To be done >> Give the material again in full, matching it exactly.
*-*-*
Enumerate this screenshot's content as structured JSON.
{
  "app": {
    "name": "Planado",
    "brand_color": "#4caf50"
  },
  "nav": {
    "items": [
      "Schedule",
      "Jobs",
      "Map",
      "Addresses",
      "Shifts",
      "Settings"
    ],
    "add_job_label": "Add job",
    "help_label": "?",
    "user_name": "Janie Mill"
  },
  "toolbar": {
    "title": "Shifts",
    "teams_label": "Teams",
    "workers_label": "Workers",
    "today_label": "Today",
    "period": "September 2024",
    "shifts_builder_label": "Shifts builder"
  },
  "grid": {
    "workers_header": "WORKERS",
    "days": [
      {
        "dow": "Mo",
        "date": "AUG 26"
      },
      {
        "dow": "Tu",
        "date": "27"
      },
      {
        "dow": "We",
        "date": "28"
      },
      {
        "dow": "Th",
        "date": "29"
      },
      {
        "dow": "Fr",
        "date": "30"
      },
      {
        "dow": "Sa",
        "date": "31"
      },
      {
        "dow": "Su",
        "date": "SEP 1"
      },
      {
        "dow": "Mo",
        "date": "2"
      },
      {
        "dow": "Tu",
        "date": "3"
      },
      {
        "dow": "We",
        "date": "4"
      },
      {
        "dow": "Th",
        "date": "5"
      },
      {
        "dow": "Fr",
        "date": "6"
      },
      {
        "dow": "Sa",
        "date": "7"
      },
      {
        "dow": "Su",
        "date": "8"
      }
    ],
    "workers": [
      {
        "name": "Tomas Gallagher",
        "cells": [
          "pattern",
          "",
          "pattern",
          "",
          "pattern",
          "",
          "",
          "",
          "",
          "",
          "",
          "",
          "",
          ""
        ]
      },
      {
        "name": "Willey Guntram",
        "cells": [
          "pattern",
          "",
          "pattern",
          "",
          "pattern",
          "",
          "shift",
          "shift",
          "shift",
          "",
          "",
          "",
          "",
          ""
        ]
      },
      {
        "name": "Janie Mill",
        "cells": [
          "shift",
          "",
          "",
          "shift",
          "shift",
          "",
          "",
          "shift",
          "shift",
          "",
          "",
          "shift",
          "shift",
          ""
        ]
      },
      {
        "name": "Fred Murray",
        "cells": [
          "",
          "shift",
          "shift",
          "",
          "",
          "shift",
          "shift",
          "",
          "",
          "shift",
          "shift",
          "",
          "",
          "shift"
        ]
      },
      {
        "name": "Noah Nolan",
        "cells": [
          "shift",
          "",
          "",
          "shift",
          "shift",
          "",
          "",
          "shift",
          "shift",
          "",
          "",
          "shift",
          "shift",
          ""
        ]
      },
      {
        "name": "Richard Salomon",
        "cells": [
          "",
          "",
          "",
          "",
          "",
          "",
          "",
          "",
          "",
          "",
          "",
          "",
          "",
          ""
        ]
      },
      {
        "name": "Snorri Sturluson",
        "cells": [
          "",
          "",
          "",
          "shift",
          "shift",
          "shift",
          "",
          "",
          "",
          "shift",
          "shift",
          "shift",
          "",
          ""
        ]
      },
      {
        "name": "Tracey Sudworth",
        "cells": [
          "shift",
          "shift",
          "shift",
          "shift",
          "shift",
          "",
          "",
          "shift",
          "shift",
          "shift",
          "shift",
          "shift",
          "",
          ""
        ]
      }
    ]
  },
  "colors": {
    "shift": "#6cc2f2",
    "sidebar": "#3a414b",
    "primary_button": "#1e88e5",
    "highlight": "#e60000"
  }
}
*-*-*
Correct answer >>
Enumerate this screenshot's content as structured JSON.
{
  "app": {
    "name": "Planado",
    "brand_color": "#4caf50"
  },
  "nav": {
    "items": [
      "Schedule",
      "Jobs",
      "Map",
      "Addresses",
      "Shifts",
      "Settings"
    ],
    "add_job_label": "Add job",
    "help_label": "?",
    "user_name": "Janie Mill"
  },
  "toolbar": {
    "title": "Shifts",
    "teams_label": "Teams",
    "workers_label": "Workers",
    "today_label": "Today",
    "period": "September 2024",
    "shifts_builder_label": "Shifts builder"
  },
  "grid": {
    "workers_header": "WORKERS",
    "days": [
      {
        "dow": "Mo",
        "date": "AUG 26"
      },
      {
        "dow": "Tu",
        "date": "27"
      },
      {
        "dow": "We",
        "date": "28"
      },
      {
        "dow": "Th",
        "date": "29"
      },
      {
        "dow": "Fr",
        "date": "30"
      },
      {
        "dow": "Sa",
        "date": "31"
      },
      {
        "dow": "Su",
        "date": "SEP 1"
      },
      {
        "dow": "Mo",
        "date": "2"
      },
      {
        "dow": "Tu",
        "date": "3"
      },
      {
        "dow": "We",
        "date": "4"
      },
      {
        "dow": "Th",
        "date": "5"
      },
      {
        "dow": "Fr",
        "date": "6"
      },
      {
        "dow": "Sa",
        "date": "7"
      },
      {
        "dow": "Su",
        "date": "8"
      }
    ],
    "workers": [
      {
        "name": "Tomas Gallagher",
        "cells": [
          "pattern",
          "",
          "pattern",
          "",
          "pattern",
          "",
          "",
          "",
          "",
          "",
          "",
          "",
          "",
          ""
        ]
      },
      {
        "name": "Willey Guntram",
        "cells": [
          "pattern",
          "",
          "pattern",
          "",
          "pattern",
          "",
          "shift",
          "shift",
          "shift",
          "",
          "",
          "",
          "",
          ""
        ]
      },
      {
        "name": "Janie Mill",
        "cells": [
          "shift",
          "",
          "",
          "shift",
          "shift",
          "",
          "",
          "shift",
          "shift",
          "",
          "",
          "shift",
          "shift",
          ""
        ]
      },
      {
        "name": "Fred Murray",
        "cells": [
          "",
          "shift",
          "shift",
          "",
          "",
          "shift",
          "shift",
          "",
          "",
          "shift",
          "shift",
          "",
          "",
          "shift"
        ]
      },
      {
        "name": "Noah Nolan",
        "cells": [
          "shift",
          "",
          "",
          "shift",
          "shift",
          "",
          "",
          "shift",
          "shift",
          "",
          "",
          "shift",
          "shift",
          ""
        ]
      },
      {
        "name": "Richard Salomon",
        "cells": [
          "",
          "",
          "",
          "",
          "",
          "",
          "",
          "",
          "",
          "",
          "",
          "",
          "",
          ""
        ]
      },
      {
        "name": "Snorri Sturluson",
        "cells": [
          "",
          "",
          "",
          "shift",
          "shift",
          "shift",
          "",
          "",
          "",
          "shift",
          "shift",
          "shift",
          "",
          ""
        ]
      },
      {
        "name": "Tracey Sudworth",
        "cells": [
          "shift",
          "shift",
          "shift",
          "shift",
          "shift",
          "",
          "",
          "shift",
          "shift",
          "shift",
          "shift",
          "shift",
          "",
          ""
        ]
      }
    ]
  },
  "colors": {
    "shift": "#6cc2f2",
    "sidebar": "#3a414b",
    "primary_button": "#1e88e5",
    "highlight": "#e60000"
  }
}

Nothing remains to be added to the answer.